• **Exercise**
Answer with a number only: how many lines of the data contain "marker"?

----- Data entries

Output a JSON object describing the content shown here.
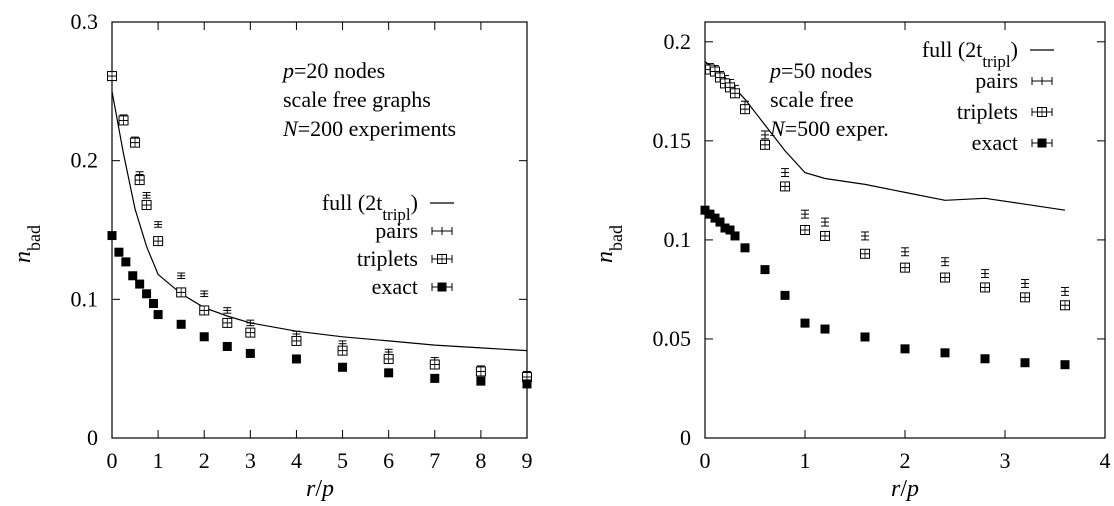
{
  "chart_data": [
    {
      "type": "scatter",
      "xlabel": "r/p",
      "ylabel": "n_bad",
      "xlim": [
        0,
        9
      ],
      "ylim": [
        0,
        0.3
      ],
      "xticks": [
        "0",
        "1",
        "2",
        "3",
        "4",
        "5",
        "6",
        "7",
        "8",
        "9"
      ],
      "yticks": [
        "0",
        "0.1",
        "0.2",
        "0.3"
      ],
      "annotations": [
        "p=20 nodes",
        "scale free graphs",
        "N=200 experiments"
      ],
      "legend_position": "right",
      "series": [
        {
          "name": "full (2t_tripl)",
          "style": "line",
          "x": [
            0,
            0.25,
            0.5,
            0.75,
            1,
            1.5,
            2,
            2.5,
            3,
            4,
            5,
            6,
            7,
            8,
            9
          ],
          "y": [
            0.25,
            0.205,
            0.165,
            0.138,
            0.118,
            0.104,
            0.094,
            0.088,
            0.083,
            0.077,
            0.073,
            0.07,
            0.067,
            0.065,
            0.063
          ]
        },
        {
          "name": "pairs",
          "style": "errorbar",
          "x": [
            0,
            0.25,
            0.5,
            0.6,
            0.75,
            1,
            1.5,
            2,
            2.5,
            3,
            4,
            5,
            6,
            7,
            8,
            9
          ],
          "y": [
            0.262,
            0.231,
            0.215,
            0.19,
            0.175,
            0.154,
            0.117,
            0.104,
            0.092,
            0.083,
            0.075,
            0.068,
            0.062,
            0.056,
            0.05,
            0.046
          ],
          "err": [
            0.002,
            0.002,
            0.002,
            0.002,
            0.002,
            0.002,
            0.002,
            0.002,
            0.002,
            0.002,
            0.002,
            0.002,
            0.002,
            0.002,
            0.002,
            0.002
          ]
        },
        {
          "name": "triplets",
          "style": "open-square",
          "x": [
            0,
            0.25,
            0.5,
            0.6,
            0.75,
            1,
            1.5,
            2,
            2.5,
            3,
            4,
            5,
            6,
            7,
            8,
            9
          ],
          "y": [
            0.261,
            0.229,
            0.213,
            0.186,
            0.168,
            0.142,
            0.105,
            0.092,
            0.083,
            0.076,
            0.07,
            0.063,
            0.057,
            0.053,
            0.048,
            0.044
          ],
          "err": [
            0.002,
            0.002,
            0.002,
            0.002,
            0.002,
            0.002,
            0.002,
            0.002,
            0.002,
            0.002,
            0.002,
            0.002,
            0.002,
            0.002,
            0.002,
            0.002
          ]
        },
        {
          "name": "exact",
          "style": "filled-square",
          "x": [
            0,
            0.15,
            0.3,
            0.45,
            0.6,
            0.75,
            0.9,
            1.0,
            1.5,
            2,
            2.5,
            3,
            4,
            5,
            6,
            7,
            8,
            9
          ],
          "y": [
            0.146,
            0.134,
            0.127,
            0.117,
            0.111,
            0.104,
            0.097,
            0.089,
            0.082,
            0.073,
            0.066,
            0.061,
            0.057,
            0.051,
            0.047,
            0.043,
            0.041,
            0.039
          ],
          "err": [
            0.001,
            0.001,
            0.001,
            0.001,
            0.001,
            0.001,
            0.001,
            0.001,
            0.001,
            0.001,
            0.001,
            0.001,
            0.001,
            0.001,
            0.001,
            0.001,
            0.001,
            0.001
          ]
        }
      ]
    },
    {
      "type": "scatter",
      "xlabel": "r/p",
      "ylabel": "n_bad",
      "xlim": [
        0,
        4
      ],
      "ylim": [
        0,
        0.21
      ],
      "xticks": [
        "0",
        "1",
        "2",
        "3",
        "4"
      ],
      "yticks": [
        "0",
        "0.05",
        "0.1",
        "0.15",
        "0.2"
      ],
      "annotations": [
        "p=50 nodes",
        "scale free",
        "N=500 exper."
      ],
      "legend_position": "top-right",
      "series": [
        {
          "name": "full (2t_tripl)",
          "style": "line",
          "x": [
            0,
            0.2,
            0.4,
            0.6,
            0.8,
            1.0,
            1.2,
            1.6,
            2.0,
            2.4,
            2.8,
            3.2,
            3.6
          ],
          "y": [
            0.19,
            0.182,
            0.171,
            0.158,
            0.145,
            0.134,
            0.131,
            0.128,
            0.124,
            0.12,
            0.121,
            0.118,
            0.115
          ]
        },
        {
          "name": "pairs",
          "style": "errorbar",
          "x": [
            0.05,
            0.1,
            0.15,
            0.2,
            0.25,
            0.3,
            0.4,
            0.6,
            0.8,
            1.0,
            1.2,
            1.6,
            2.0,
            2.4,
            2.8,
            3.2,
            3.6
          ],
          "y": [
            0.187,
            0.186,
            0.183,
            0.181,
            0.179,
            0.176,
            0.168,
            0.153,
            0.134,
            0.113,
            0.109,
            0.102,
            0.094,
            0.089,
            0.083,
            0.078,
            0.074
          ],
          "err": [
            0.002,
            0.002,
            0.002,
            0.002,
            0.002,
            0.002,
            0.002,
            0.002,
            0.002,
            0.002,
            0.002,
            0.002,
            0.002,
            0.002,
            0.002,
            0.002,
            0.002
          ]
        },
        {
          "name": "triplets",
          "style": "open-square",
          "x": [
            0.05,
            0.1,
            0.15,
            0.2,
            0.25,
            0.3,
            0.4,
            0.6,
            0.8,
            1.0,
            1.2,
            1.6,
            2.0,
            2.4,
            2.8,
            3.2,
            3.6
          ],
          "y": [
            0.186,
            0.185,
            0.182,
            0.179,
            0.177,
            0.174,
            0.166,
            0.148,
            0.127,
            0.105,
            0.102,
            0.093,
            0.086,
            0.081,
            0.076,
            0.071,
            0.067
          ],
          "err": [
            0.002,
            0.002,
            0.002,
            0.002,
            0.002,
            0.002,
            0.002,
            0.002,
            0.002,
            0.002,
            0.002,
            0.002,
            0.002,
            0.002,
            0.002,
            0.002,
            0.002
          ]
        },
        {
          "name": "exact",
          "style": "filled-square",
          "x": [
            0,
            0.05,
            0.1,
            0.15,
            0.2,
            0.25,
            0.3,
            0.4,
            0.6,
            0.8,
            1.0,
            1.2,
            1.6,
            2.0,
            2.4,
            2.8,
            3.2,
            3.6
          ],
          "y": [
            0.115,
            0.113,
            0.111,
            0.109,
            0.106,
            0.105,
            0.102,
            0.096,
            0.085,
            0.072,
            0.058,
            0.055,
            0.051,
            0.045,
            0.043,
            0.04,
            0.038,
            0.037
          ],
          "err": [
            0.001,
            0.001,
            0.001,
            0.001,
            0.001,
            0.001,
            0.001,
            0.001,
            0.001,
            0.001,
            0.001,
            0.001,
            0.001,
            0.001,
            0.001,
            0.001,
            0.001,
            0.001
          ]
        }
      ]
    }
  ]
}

----------
----- Data entries

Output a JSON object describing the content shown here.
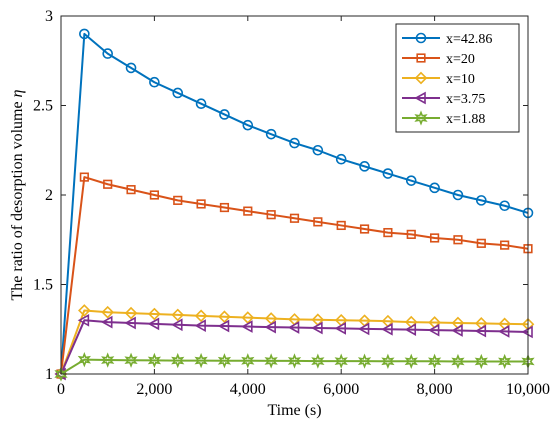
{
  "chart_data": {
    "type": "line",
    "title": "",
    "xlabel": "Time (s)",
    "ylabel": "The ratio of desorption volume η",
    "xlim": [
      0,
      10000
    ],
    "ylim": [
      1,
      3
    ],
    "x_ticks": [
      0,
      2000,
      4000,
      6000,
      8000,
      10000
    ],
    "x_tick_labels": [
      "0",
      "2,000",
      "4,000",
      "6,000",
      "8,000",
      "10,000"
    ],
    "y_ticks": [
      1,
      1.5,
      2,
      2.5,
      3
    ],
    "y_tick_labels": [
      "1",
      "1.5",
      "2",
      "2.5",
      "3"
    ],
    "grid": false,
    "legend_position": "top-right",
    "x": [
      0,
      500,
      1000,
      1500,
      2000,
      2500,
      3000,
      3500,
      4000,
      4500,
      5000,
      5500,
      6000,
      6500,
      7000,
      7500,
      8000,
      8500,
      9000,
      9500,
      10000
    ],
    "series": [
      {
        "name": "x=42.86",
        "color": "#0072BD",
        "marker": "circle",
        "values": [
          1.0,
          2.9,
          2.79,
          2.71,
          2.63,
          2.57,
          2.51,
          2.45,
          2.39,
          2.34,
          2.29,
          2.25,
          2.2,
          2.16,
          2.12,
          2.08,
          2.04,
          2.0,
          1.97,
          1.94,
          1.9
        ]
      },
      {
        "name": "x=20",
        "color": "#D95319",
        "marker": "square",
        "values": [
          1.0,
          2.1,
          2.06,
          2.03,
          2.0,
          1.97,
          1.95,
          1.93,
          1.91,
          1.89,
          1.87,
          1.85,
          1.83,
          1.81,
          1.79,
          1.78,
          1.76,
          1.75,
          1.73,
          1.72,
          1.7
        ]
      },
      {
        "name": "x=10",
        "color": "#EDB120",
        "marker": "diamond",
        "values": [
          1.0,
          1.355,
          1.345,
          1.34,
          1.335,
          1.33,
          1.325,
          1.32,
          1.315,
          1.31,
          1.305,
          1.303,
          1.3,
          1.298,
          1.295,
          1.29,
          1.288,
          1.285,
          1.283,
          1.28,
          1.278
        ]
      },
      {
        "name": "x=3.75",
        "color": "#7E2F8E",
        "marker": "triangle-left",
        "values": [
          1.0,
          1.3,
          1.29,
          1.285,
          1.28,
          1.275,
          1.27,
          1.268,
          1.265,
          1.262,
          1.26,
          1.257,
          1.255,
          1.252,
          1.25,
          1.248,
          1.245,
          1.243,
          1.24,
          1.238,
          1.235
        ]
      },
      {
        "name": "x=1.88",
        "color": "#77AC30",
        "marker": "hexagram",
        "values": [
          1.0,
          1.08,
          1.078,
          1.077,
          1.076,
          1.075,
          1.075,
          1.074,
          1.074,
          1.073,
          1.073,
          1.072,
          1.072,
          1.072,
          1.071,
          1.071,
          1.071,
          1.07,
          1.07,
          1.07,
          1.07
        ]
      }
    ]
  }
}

----------

• **Written answer**
5